§ **LISTED RECORDS**:
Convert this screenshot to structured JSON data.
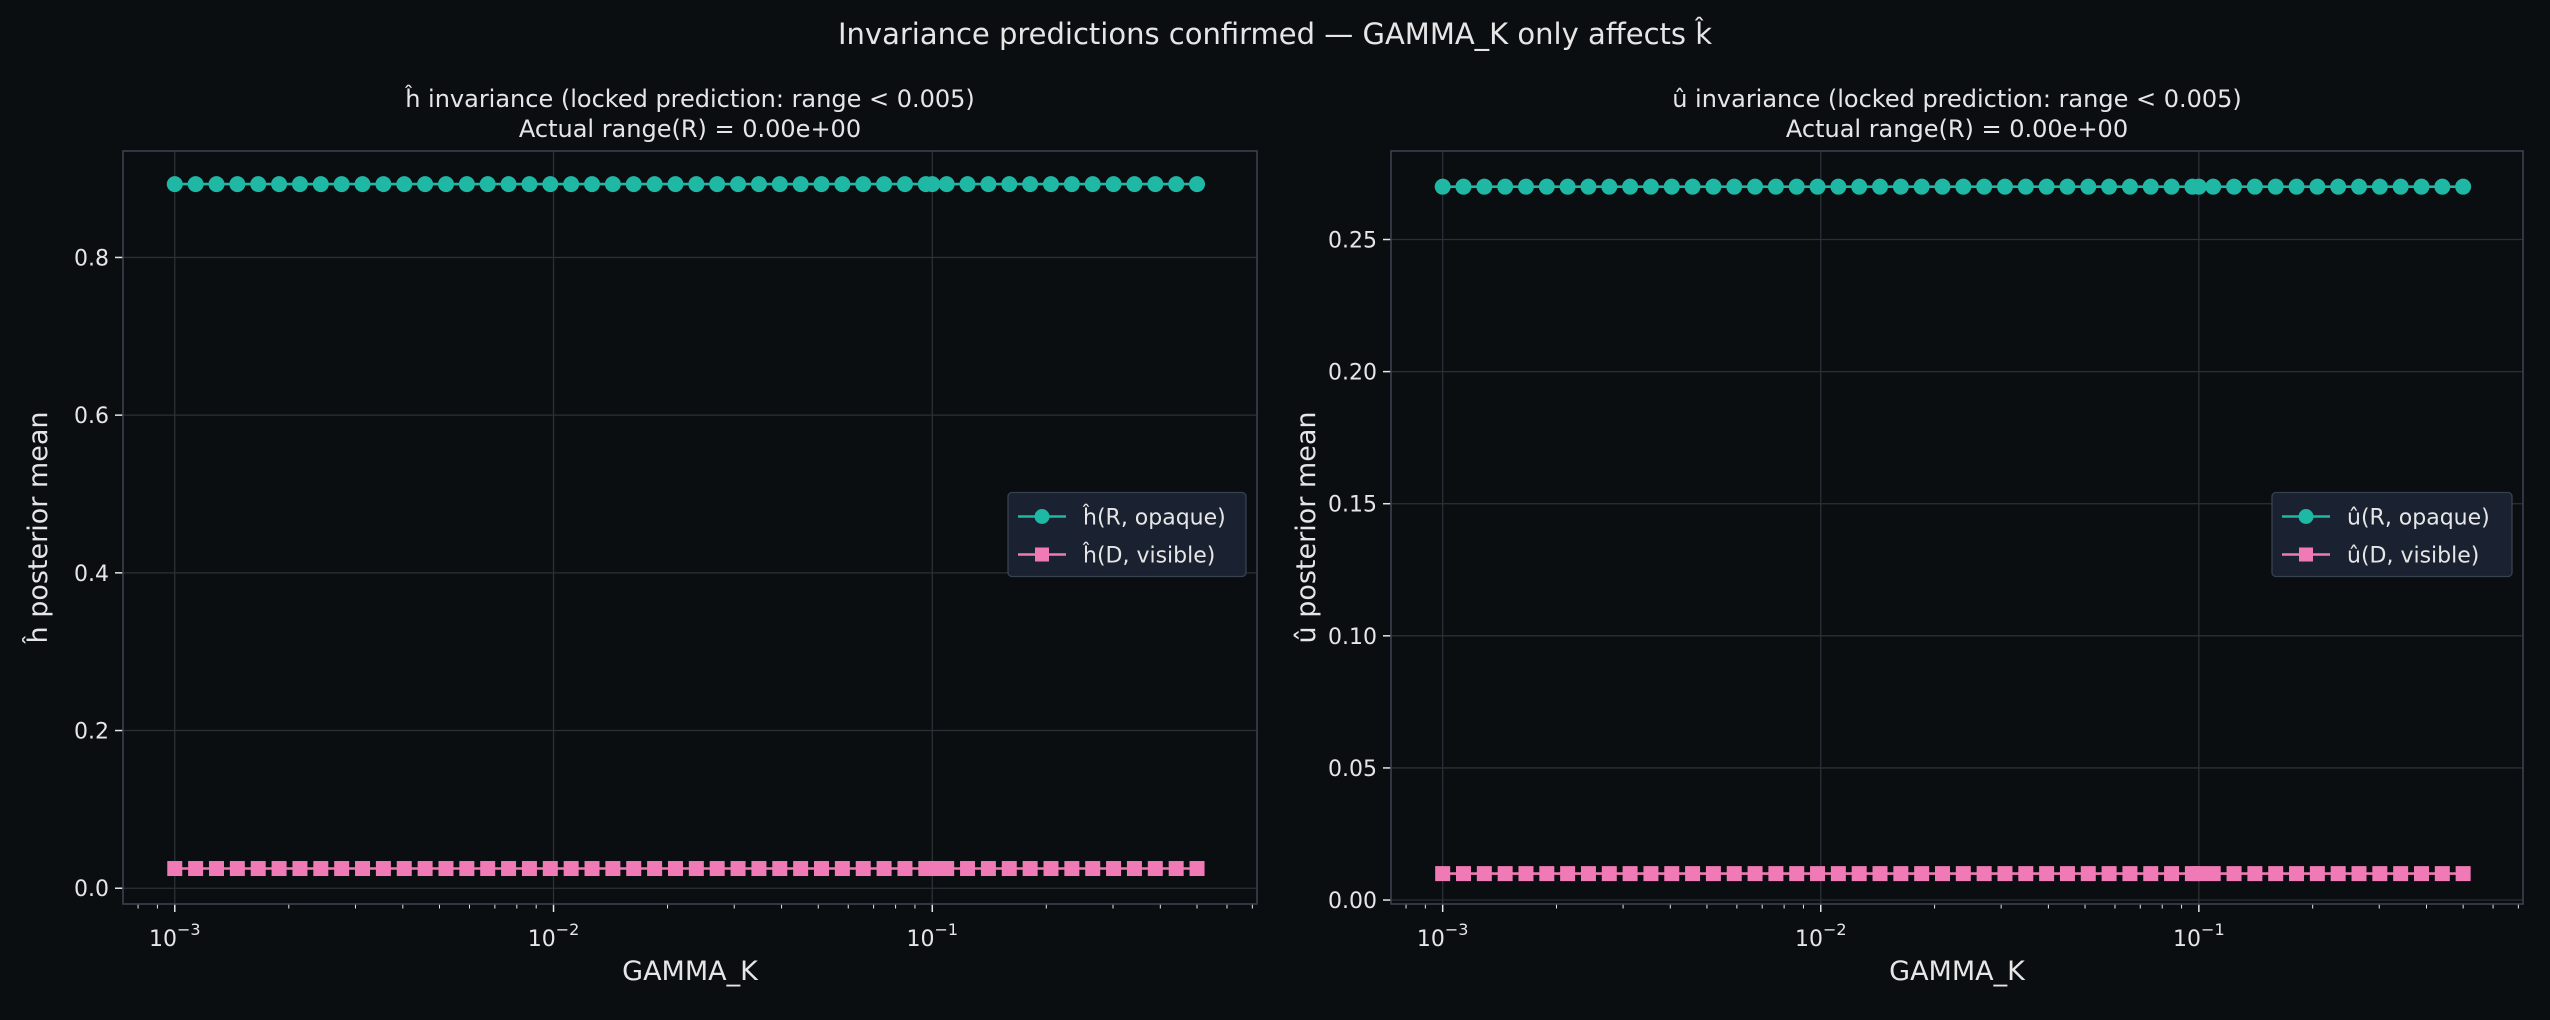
{
  "figure": {
    "suptitle": "Invariance predictions confirmed — GAMMA_K only affects k̂",
    "colors": {
      "background": "#0b0e10",
      "axes_face": "#0b0e10",
      "axes_edge": "#3a4250",
      "grid": "#2a3038",
      "text": "#e6e6e6",
      "series_r": "#1fb8a5",
      "series_d": "#f07ab6",
      "legend_bg": "#1b2332",
      "legend_edge": "#3a4454"
    }
  },
  "chart_data": [
    {
      "type": "line",
      "title_line1": "ĥ invariance (locked prediction: range < 0.005)",
      "title_line2": "Actual range(R) = 0.00e+00",
      "xlabel": "GAMMA_K",
      "ylabel": "ĥ posterior mean",
      "xscale": "log",
      "xlim": [
        0.00073,
        0.72
      ],
      "ylim": [
        -0.02,
        0.935
      ],
      "xticks": [
        0.001,
        0.01,
        0.1
      ],
      "xtick_labels": [
        "10",
        "10",
        "10"
      ],
      "xtick_exponents": [
        "−3",
        "−2",
        "−1"
      ],
      "yticks": [
        0.0,
        0.2,
        0.4,
        0.6,
        0.8
      ],
      "ytick_labels": [
        "0.0",
        "0.2",
        "0.4",
        "0.6",
        "0.8"
      ],
      "grid": true,
      "legend_position": "center-right",
      "x": {
        "log10_start": -3.0,
        "log10_end": -0.301,
        "count": 50,
        "extra_points": [
          0.1
        ]
      },
      "series": [
        {
          "name": "ĥ(R, opaque)",
          "marker": "circle",
          "color_key": "series_r",
          "constant_value": 0.893
        },
        {
          "name": "ĥ(D, visible)",
          "marker": "square",
          "color_key": "series_d",
          "constant_value": 0.025
        }
      ]
    },
    {
      "type": "line",
      "title_line1": "û invariance (locked prediction: range < 0.005)",
      "title_line2": "Actual range(R) = 0.00e+00",
      "xlabel": "GAMMA_K",
      "ylabel": "û posterior mean",
      "xscale": "log",
      "xlim": [
        0.00073,
        0.72
      ],
      "ylim": [
        -0.0015,
        0.2835
      ],
      "xticks": [
        0.001,
        0.01,
        0.1
      ],
      "xtick_labels": [
        "10",
        "10",
        "10"
      ],
      "xtick_exponents": [
        "−3",
        "−2",
        "−1"
      ],
      "yticks": [
        0.0,
        0.05,
        0.1,
        0.15,
        0.2,
        0.25
      ],
      "ytick_labels": [
        "0.00",
        "0.05",
        "0.10",
        "0.15",
        "0.20",
        "0.25"
      ],
      "grid": true,
      "legend_position": "center-right",
      "x": {
        "log10_start": -3.0,
        "log10_end": -0.301,
        "count": 50,
        "extra_points": [
          0.1
        ]
      },
      "series": [
        {
          "name": "û(R, opaque)",
          "marker": "circle",
          "color_key": "series_r",
          "constant_value": 0.27
        },
        {
          "name": "û(D, visible)",
          "marker": "square",
          "color_key": "series_d",
          "constant_value": 0.01
        }
      ]
    }
  ]
}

§ **GIVEN PROBLEM**: Using the records above, output their complete text exactly, minus any images.

§ **COMPLETE ANSWER**:
Convert this screenshot to structured JSON data.
{
  "figure": {
    "suptitle": "Invariance predictions confirmed — GAMMA_K only affects k̂",
    "colors": {
      "background": "#0b0e10",
      "axes_face": "#0b0e10",
      "axes_edge": "#3a4250",
      "grid": "#2a3038",
      "text": "#e6e6e6",
      "series_r": "#1fb8a5",
      "series_d": "#f07ab6",
      "legend_bg": "#1b2332",
      "legend_edge": "#3a4454"
    }
  },
  "chart_data": [
    {
      "type": "line",
      "title_line1": "ĥ invariance (locked prediction: range < 0.005)",
      "title_line2": "Actual range(R) = 0.00e+00",
      "xlabel": "GAMMA_K",
      "ylabel": "ĥ posterior mean",
      "xscale": "log",
      "xlim": [
        0.00073,
        0.72
      ],
      "ylim": [
        -0.02,
        0.935
      ],
      "xticks": [
        0.001,
        0.01,
        0.1
      ],
      "xtick_labels": [
        "10",
        "10",
        "10"
      ],
      "xtick_exponents": [
        "−3",
        "−2",
        "−1"
      ],
      "yticks": [
        0.0,
        0.2,
        0.4,
        0.6,
        0.8
      ],
      "ytick_labels": [
        "0.0",
        "0.2",
        "0.4",
        "0.6",
        "0.8"
      ],
      "grid": true,
      "legend_position": "center-right",
      "x": {
        "log10_start": -3.0,
        "log10_end": -0.301,
        "count": 50,
        "extra_points": [
          0.1
        ]
      },
      "series": [
        {
          "name": "ĥ(R, opaque)",
          "marker": "circle",
          "color_key": "series_r",
          "constant_value": 0.893
        },
        {
          "name": "ĥ(D, visible)",
          "marker": "square",
          "color_key": "series_d",
          "constant_value": 0.025
        }
      ]
    },
    {
      "type": "line",
      "title_line1": "û invariance (locked prediction: range < 0.005)",
      "title_line2": "Actual range(R) = 0.00e+00",
      "xlabel": "GAMMA_K",
      "ylabel": "û posterior mean",
      "xscale": "log",
      "xlim": [
        0.00073,
        0.72
      ],
      "ylim": [
        -0.0015,
        0.2835
      ],
      "xticks": [
        0.001,
        0.01,
        0.1
      ],
      "xtick_labels": [
        "10",
        "10",
        "10"
      ],
      "xtick_exponents": [
        "−3",
        "−2",
        "−1"
      ],
      "yticks": [
        0.0,
        0.05,
        0.1,
        0.15,
        0.2,
        0.25
      ],
      "ytick_labels": [
        "0.00",
        "0.05",
        "0.10",
        "0.15",
        "0.20",
        "0.25"
      ],
      "grid": true,
      "legend_position": "center-right",
      "x": {
        "log10_start": -3.0,
        "log10_end": -0.301,
        "count": 50,
        "extra_points": [
          0.1
        ]
      },
      "series": [
        {
          "name": "û(R, opaque)",
          "marker": "circle",
          "color_key": "series_r",
          "constant_value": 0.27
        },
        {
          "name": "û(D, visible)",
          "marker": "square",
          "color_key": "series_d",
          "constant_value": 0.01
        }
      ]
    }
  ]
}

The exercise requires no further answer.